CONSIGNES DE TRAVAIL.
a – Traduisez en anglais cette phrase du texte sur la surveillance des données internet par l'État : « Lawrence Early, juriste à la Cour de Strasbourg, a énoncé les principes de la Convention européenne qui régissent la surveillance par l’Etat des communications de tout individu : cette surveillance doit être réglementée par la loi, proportionnée et poursuivre un but légitime. »
b – Poursuivez le texte sur la surveillance des données internet par l'État à partir de sa dernière phrase.

TEXTE À ANALYSER.
····················

Surveillance par l’Etat des données internet: quand est-elle légitime ?

Suite aux révélations du lanceur d’alerte de l’Agence nationale de la sécurité, Edward Snowden, la question de savoir quand et dans quelles conditions les Etats doivent avoir le droit de prendre connaissance des données internet d’un individu a été au centre d’une audition organisée par la commission de la culture de l’APCE aujourd’hui.
Lawrence Early, juriste à la Cour de Strasbourg, a énoncé les principes de la Convention européenne qui régissent la surveillance par l’Etat des communications de tout individu : cette surveillance doit être réglementée par la loi, proportionnée et poursuivre un but légitime.

Duncan Campbell, journaliste d’investigation britannique, a donné aux parlementaires des précisions techniques relatives au développement considérable de la pratique d’interception de données à laquelle se livrent les Etats au niveau mondial, ainsi qu’aux nouveaux outils et technologies, soulignant que les institutions européennes étaient elles mêmes ciblées. Il a fait observer que la plupart des activités en la matière relevaient d’un « monde secret » illégal.

····················

ENTRÉES RÉPERTORIÉES.
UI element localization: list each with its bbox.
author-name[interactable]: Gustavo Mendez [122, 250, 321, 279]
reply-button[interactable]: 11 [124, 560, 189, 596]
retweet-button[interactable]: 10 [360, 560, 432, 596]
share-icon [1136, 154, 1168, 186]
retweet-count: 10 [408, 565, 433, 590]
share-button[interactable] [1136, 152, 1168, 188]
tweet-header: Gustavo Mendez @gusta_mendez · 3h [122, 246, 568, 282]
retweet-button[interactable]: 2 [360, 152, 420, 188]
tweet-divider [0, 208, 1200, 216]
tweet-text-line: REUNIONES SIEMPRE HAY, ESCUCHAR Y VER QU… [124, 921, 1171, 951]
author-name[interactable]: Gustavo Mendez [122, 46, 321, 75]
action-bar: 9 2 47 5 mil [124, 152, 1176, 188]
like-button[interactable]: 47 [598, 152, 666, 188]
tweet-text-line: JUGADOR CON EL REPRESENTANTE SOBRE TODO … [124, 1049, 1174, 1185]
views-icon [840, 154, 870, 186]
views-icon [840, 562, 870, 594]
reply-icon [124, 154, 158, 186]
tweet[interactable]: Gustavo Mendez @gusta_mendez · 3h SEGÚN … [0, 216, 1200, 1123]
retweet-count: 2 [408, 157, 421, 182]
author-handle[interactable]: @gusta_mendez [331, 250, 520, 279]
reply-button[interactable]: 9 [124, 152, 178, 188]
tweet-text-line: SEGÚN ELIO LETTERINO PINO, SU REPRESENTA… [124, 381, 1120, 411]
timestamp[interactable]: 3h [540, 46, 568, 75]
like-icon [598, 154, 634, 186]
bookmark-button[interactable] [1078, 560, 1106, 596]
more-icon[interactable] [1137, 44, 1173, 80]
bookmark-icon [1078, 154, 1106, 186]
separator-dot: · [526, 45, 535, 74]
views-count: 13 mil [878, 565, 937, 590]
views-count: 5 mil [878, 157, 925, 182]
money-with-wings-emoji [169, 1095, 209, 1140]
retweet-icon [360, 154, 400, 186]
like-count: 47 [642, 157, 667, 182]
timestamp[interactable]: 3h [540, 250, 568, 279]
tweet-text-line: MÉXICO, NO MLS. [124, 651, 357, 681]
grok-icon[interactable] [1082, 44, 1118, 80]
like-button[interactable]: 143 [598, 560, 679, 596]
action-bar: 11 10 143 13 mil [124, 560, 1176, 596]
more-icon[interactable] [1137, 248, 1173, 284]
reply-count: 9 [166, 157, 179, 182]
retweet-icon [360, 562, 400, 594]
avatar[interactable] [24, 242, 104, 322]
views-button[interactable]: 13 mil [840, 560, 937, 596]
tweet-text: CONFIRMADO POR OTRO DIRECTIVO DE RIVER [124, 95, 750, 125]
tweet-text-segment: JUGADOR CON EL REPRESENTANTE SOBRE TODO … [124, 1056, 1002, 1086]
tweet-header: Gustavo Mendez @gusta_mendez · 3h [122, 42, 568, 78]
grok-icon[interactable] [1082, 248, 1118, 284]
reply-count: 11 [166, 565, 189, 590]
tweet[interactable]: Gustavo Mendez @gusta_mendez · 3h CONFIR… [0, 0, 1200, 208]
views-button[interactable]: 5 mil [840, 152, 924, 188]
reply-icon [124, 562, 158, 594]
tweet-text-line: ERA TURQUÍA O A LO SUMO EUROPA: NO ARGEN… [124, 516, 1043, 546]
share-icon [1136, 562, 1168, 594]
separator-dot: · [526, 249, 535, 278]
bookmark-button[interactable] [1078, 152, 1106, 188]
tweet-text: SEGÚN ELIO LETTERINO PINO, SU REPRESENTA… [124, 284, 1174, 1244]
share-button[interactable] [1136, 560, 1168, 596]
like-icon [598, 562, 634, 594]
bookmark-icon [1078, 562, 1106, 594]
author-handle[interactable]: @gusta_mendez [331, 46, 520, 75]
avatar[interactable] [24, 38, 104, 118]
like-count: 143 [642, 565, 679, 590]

····················

RÉSULTATS DES TÂCHES.
a – Lawrence Early, a lawyer at the Strasbourg Court, set out the principles of the European Convention that govern State surveillance of any individual's communications: such surveillance must be regulated by law, be proportionate and pursue a legitimate aim.

b –
Dorothee Belz, cadre chez Microsoft, a souligné que sur la majeure part de l’infrastructure des données, son entreprise n’avait aucun contrôle mais que pour la partie qu’elle était en mesure de contrôler, les services secrets ne disposaient pas d’une « porte d’accès dérobée » à ses systèmes et qu’elle s’efforçait d’être aussi transparente que possible au sujet des demandes d’accès aux données que les Etats lui adressent.